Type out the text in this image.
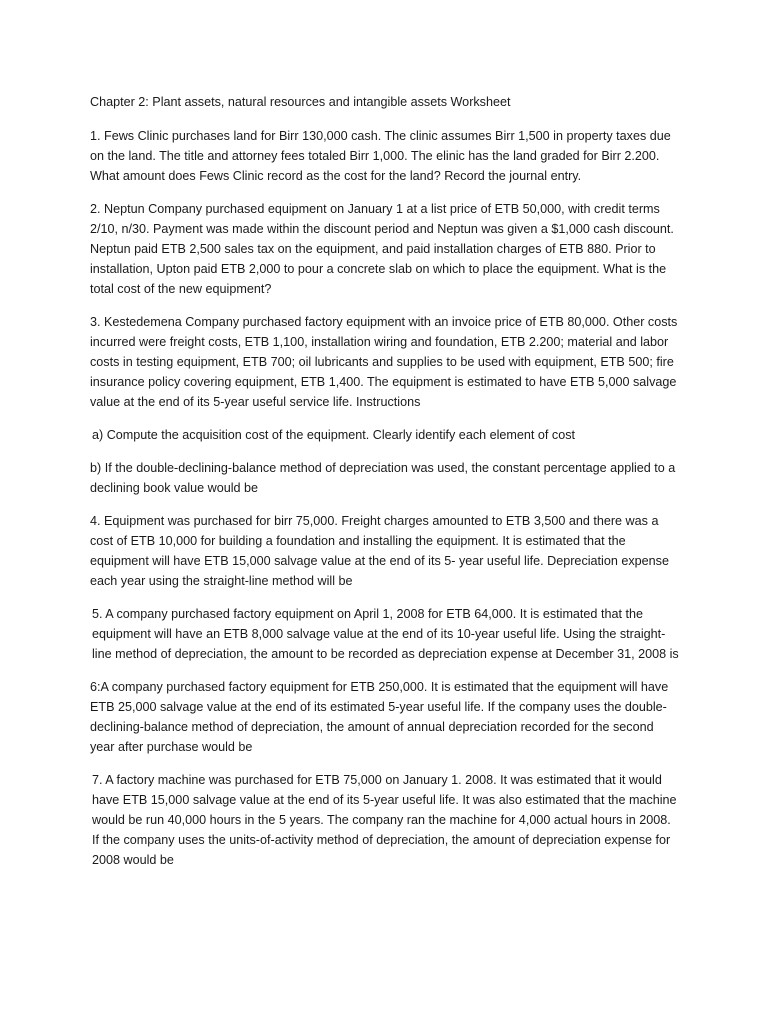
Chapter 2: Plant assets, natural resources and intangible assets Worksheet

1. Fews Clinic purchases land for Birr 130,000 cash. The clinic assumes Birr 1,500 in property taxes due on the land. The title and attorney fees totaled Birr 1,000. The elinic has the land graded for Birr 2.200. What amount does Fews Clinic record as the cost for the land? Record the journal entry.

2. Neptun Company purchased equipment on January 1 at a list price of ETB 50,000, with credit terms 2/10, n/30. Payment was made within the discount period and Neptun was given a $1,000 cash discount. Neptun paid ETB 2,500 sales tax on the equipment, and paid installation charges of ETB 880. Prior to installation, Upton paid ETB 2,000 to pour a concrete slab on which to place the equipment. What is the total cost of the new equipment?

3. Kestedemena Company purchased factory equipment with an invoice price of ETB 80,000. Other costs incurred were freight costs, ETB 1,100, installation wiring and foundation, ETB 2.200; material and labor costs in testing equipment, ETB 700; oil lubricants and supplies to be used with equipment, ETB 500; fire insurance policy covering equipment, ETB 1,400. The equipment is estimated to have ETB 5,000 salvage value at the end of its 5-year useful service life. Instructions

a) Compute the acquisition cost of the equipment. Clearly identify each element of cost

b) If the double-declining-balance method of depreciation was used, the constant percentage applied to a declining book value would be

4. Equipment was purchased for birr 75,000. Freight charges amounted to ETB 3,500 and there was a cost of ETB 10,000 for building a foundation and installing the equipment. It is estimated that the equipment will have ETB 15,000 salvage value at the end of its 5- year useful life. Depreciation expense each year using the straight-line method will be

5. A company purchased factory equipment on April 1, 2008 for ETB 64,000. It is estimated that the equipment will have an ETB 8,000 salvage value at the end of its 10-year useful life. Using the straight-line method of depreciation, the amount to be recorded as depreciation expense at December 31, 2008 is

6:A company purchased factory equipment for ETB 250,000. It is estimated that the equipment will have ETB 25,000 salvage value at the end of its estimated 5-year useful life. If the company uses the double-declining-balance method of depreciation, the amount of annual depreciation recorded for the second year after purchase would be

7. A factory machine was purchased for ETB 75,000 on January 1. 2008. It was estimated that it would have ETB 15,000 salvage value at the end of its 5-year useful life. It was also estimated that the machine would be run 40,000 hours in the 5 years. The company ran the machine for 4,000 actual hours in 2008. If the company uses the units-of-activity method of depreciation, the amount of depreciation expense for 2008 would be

--*--

WHAT IS ASKED: Retype each line of the listing above word for word. Exclude the pictures.

FULL RESPONSE:
Type out the text in this image.
Chapter 2: Plant assets, natural resources and intangible assets Worksheet

1. Fews Clinic purchases land for Birr 130,000 cash. The clinic assumes Birr 1,500 in property taxes due on the land. The title and attorney fees totaled Birr 1,000. The elinic has the land graded for Birr 2.200. What amount does Fews Clinic record as the cost for the land? Record the journal entry.

2. Neptun Company purchased equipment on January 1 at a list price of ETB 50,000, with credit terms 2/10, n/30. Payment was made within the discount period and Neptun was given a $1,000 cash discount. Neptun paid ETB 2,500 sales tax on the equipment, and paid installation charges of ETB 880. Prior to installation, Upton paid ETB 2,000 to pour a concrete slab on which to place the equipment. What is the total cost of the new equipment?

3. Kestedemena Company purchased factory equipment with an invoice price of ETB 80,000. Other costs incurred were freight costs, ETB 1,100, installation wiring and foundation, ETB 2.200; material and labor costs in testing equipment, ETB 700; oil lubricants and supplies to be used with equipment, ETB 500; fire insurance policy covering equipment, ETB 1,400. The equipment is estimated to have ETB 5,000 salvage value at the end of its 5-year useful service life. Instructions

a) Compute the acquisition cost of the equipment. Clearly identify each element of cost

b) If the double-declining-balance method of depreciation was used, the constant percentage applied to a declining book value would be

4. Equipment was purchased for birr 75,000. Freight charges amounted to ETB 3,500 and there was a cost of ETB 10,000 for building a foundation and installing the equipment. It is estimated that the equipment will have ETB 15,000 salvage value at the end of its 5- year useful life. Depreciation expense each year using the straight-line method will be

5. A company purchased factory equipment on April 1, 2008 for ETB 64,000. It is estimated that the equipment will have an ETB 8,000 salvage value at the end of its 10-year useful life. Using the straight-line method of depreciation, the amount to be recorded as depreciation expense at December 31, 2008 is

6:A company purchased factory equipment for ETB 250,000. It is estimated that the equipment will have ETB 25,000 salvage value at the end of its estimated 5-year useful life. If the company uses the double-declining-balance method of depreciation, the amount of annual depreciation recorded for the second year after purchase would be

7. A factory machine was purchased for ETB 75,000 on January 1. 2008. It was estimated that it would have ETB 15,000 salvage value at the end of its 5-year useful life. It was also estimated that the machine would be run 40,000 hours in the 5 years. The company ran the machine for 4,000 actual hours in 2008. If the company uses the units-of-activity method of depreciation, the amount of depreciation expense for 2008 would be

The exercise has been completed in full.